WHAT TO PRODUCE
Copy the data below word for word, starting at its beginning and stopping after the line that contains "The dock region 110 is at (466, 865).". Leave out the pictures.

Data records
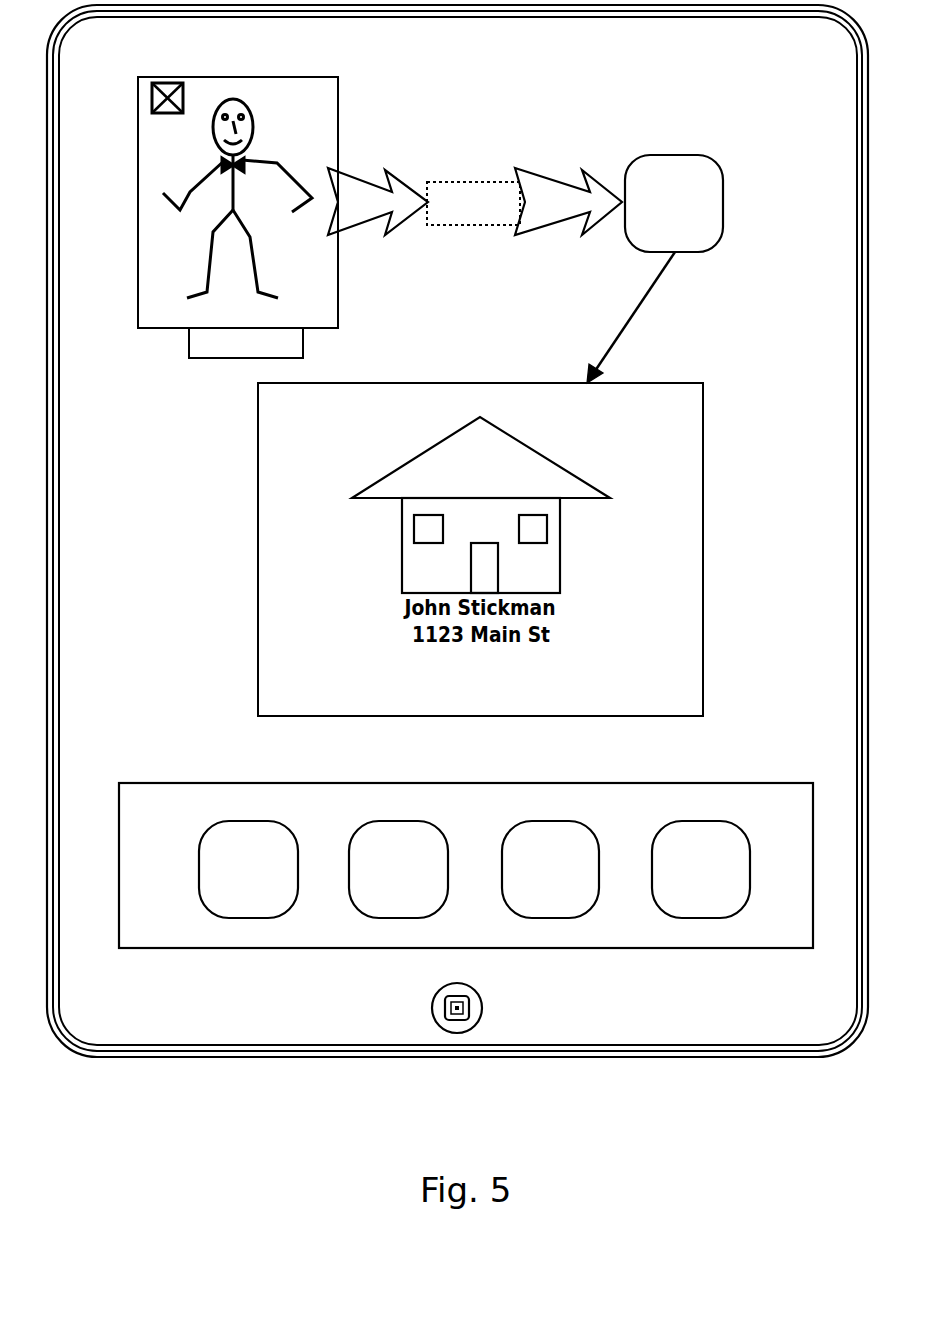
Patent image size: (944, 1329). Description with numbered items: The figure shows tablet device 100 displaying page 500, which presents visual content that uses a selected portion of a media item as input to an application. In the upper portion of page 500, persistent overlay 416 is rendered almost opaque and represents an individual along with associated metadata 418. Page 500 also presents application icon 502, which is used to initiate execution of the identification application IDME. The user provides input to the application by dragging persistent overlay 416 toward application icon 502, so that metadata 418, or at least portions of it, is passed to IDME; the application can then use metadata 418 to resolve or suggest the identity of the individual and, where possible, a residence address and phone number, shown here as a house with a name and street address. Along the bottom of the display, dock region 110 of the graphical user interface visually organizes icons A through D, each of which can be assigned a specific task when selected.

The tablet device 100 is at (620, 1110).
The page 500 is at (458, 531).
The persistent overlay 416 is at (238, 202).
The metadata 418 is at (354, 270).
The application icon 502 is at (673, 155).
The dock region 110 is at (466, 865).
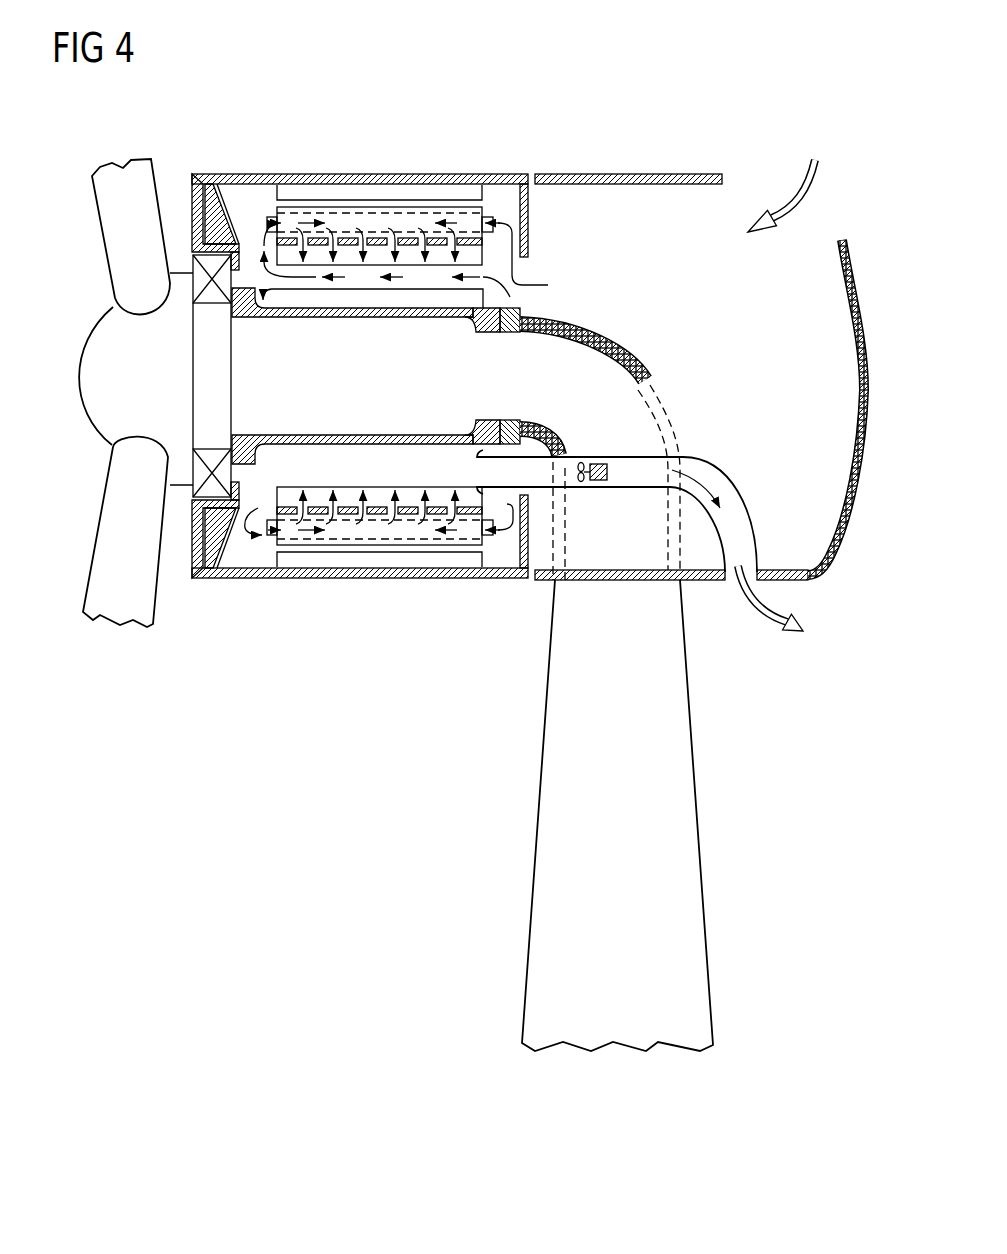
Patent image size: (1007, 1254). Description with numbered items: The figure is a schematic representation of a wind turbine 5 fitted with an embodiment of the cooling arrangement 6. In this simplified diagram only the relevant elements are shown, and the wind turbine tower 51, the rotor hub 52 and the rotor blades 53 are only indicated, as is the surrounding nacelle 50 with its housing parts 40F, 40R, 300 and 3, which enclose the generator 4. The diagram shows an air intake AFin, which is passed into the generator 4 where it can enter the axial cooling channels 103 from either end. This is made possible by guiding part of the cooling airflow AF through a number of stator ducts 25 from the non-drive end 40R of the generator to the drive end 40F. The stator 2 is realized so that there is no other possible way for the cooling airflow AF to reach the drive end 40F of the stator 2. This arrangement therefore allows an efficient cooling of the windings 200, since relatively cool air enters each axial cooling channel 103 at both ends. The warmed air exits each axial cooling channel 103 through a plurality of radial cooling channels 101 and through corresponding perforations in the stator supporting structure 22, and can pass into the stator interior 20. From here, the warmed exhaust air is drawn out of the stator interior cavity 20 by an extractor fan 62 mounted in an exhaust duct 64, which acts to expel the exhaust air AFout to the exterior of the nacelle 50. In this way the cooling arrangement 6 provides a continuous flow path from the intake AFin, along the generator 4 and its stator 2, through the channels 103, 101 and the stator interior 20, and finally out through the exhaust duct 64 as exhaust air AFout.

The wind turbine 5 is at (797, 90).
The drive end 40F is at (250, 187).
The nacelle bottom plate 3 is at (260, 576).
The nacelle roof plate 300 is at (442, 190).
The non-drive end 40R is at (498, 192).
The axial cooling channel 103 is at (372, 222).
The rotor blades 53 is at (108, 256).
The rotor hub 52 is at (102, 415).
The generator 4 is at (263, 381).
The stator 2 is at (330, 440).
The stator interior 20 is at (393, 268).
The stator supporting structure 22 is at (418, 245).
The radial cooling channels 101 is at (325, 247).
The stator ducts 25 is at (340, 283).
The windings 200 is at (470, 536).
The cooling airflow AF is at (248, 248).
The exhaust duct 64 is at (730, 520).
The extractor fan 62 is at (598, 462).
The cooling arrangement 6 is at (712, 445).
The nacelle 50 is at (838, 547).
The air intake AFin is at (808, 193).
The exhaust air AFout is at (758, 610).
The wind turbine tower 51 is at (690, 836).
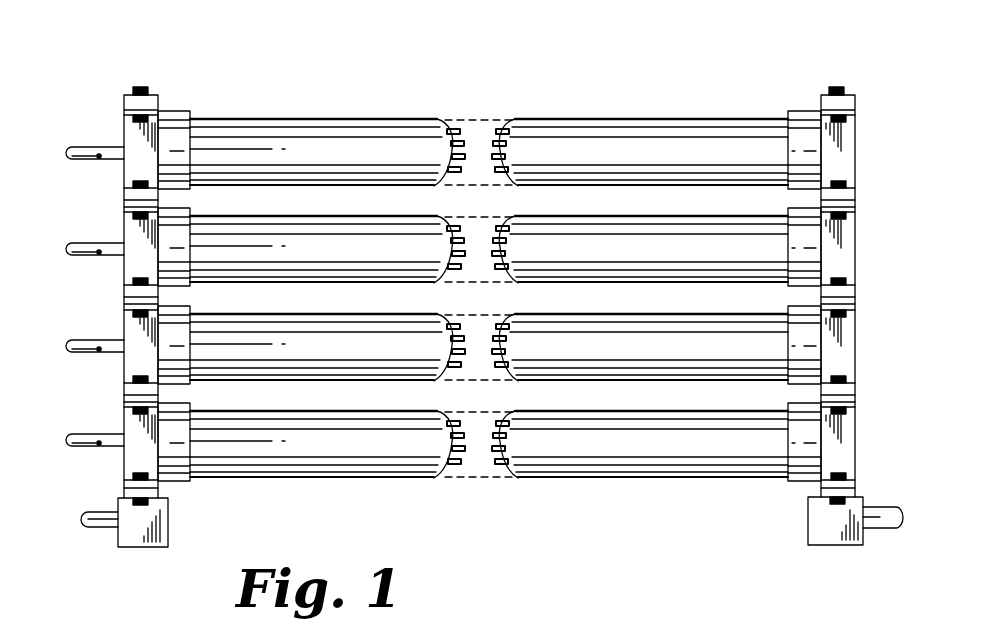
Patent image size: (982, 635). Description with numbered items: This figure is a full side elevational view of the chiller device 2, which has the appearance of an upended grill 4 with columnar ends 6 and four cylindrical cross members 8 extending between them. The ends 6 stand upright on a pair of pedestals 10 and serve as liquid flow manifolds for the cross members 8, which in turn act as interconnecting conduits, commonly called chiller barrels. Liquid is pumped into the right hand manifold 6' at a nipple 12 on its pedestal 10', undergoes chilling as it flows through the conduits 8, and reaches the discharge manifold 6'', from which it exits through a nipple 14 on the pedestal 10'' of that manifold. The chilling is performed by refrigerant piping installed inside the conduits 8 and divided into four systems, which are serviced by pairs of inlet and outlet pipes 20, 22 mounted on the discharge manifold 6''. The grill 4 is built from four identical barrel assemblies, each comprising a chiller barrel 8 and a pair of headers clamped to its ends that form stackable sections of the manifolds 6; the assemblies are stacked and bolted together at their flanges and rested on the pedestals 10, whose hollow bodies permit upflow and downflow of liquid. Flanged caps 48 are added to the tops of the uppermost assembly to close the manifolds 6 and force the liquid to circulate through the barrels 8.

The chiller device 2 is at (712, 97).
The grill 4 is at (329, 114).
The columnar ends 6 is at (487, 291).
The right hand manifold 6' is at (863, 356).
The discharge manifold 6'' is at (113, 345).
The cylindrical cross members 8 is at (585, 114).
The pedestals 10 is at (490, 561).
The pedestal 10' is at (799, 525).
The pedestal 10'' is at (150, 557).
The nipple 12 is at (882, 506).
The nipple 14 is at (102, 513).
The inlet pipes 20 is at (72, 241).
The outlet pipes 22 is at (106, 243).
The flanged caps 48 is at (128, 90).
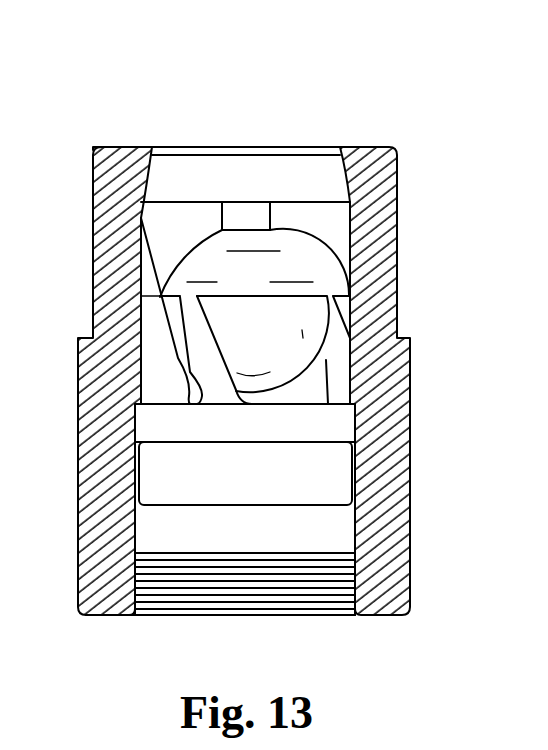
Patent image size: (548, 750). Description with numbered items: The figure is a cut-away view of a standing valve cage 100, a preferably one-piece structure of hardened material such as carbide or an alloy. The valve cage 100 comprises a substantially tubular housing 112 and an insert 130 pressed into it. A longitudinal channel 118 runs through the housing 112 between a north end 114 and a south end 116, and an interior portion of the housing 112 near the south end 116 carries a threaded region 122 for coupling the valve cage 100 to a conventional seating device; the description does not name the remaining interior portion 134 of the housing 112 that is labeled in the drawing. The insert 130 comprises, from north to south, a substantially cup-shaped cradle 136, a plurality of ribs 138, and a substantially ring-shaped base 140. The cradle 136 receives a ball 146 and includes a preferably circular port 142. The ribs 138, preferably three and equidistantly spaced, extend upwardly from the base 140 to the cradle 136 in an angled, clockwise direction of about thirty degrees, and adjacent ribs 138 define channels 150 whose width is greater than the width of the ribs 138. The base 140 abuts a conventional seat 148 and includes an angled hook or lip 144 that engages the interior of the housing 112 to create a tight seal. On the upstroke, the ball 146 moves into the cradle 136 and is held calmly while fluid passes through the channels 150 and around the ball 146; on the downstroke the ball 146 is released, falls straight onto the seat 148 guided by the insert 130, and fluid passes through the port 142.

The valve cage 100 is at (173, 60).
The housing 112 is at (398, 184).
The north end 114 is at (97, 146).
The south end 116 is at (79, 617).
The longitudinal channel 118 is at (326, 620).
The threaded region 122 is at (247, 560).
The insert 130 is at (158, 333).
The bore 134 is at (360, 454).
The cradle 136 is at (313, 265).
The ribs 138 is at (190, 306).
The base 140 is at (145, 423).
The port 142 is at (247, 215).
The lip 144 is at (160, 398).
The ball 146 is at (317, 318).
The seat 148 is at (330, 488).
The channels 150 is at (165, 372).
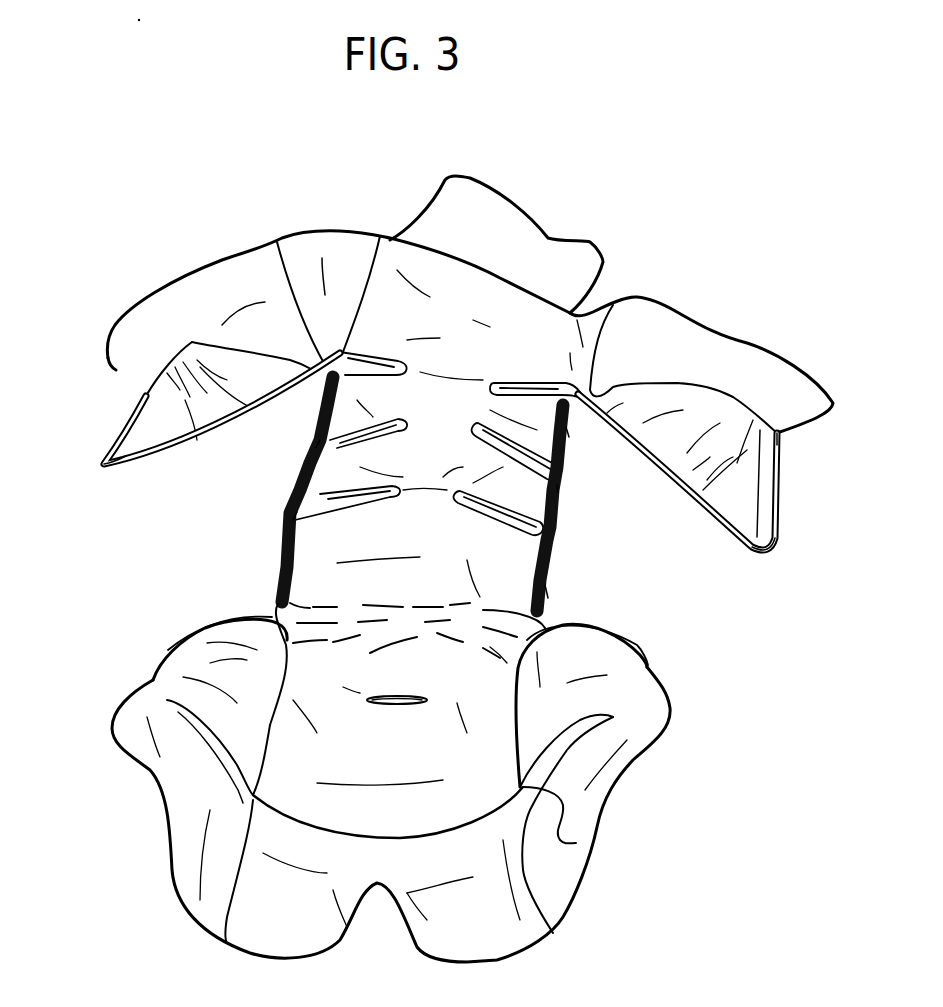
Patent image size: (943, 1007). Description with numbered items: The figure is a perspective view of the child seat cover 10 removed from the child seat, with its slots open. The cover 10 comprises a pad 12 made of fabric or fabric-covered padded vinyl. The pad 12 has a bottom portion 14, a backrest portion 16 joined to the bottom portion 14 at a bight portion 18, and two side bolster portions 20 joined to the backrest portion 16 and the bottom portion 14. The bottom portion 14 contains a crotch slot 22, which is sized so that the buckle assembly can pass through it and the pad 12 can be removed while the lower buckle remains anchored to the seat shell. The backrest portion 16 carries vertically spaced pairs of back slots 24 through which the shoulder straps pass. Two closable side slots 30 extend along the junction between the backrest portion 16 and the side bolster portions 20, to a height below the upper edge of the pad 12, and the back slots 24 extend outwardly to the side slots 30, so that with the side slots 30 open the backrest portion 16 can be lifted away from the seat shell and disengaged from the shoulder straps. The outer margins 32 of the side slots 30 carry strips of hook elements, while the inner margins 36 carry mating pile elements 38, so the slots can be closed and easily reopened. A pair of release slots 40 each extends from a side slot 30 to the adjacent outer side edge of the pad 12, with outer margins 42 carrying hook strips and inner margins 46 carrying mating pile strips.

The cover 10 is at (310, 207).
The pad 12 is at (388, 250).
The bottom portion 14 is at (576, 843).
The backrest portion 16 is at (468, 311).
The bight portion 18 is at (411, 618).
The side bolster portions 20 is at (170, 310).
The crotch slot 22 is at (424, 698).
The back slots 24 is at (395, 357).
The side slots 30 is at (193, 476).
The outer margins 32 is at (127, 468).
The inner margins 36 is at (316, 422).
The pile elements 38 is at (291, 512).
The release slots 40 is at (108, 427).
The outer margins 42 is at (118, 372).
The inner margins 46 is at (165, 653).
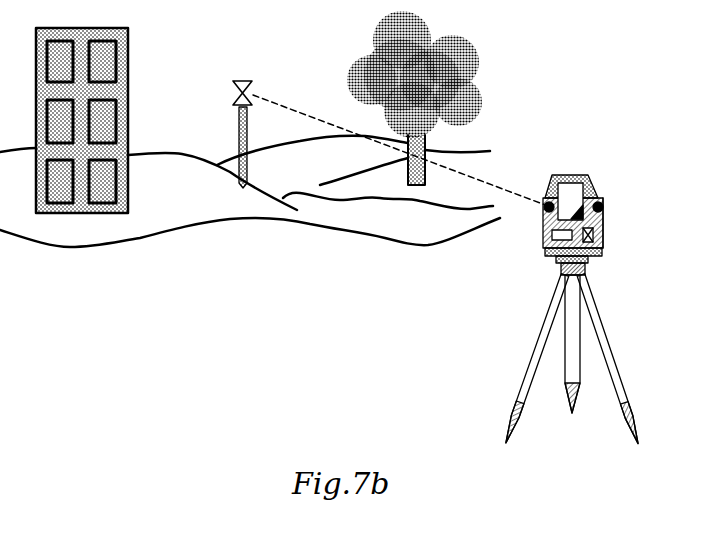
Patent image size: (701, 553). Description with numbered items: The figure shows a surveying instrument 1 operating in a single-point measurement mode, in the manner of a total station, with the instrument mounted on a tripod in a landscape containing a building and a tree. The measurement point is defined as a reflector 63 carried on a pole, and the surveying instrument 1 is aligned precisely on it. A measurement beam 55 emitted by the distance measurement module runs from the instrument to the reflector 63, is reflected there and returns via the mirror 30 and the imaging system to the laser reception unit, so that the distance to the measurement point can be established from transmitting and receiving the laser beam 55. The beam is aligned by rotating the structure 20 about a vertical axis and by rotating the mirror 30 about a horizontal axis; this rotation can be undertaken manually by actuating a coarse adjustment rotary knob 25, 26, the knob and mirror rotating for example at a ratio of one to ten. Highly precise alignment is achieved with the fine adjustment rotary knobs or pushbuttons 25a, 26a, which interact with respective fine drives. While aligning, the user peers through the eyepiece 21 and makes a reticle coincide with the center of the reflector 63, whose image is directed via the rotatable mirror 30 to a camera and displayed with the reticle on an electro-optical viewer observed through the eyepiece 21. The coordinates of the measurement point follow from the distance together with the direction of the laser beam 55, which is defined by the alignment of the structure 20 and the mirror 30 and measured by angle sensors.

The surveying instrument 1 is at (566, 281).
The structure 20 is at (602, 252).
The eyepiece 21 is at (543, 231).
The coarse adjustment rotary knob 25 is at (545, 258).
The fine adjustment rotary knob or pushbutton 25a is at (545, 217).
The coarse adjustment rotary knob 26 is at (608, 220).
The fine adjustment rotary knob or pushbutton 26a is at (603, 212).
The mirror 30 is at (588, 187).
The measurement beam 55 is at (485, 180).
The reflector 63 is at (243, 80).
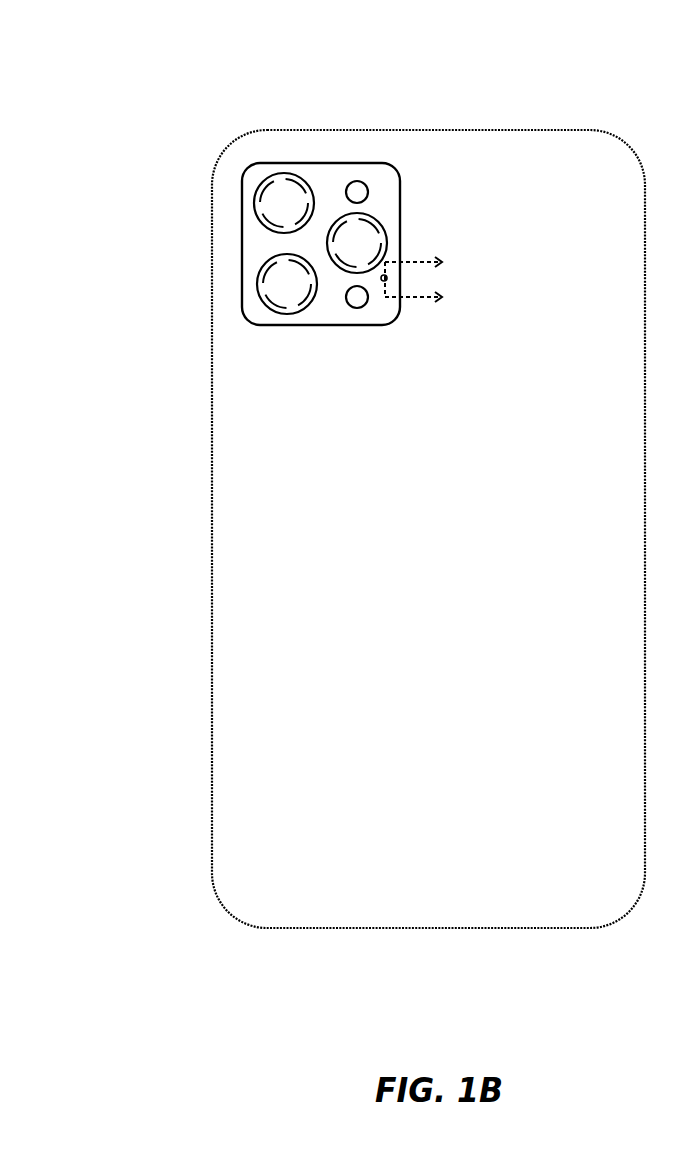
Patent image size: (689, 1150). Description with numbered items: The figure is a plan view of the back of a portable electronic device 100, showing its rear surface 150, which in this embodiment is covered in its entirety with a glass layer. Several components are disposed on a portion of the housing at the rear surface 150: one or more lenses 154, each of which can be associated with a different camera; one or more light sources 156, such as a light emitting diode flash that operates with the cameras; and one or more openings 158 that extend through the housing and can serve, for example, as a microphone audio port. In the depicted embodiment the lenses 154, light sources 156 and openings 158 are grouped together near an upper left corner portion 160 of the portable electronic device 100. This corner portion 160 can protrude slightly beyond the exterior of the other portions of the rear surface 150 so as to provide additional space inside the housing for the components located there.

RESULT OF THE EXERCISE
Patent image size: (944, 1329). Description with numbered items: The figure shows tablet device 100 displaying page 500, which presents visual content that uses a selected portion of a media item as input to an application. In the upper portion of page 500, persistent overlay 416 is rendered almost opaque and represents an individual along with associated metadata 418. Page 500 also presents application icon 502, which is used to initiate execution of the identification application IDME. The user provides input to the application by dragging persistent overlay 416 toward application icon 502, so that metadata 418, or at least portions of it, is passed to IDME; the application can then use metadata 418 to resolve or suggest the identity of the individual and, where possible, a residence address and phone number, shown here as a house with a name and street address. Along the bottom of the display, dock region 110 of the graphical user interface visually organizes icons A through D, each of which can be assigned a specific task when selected.

The tablet device 100 is at (620, 1110).
The page 500 is at (458, 531).
The persistent overlay 416 is at (238, 202).
The metadata 418 is at (354, 270).
The application icon 502 is at (673, 155).
The dock region 110 is at (466, 865).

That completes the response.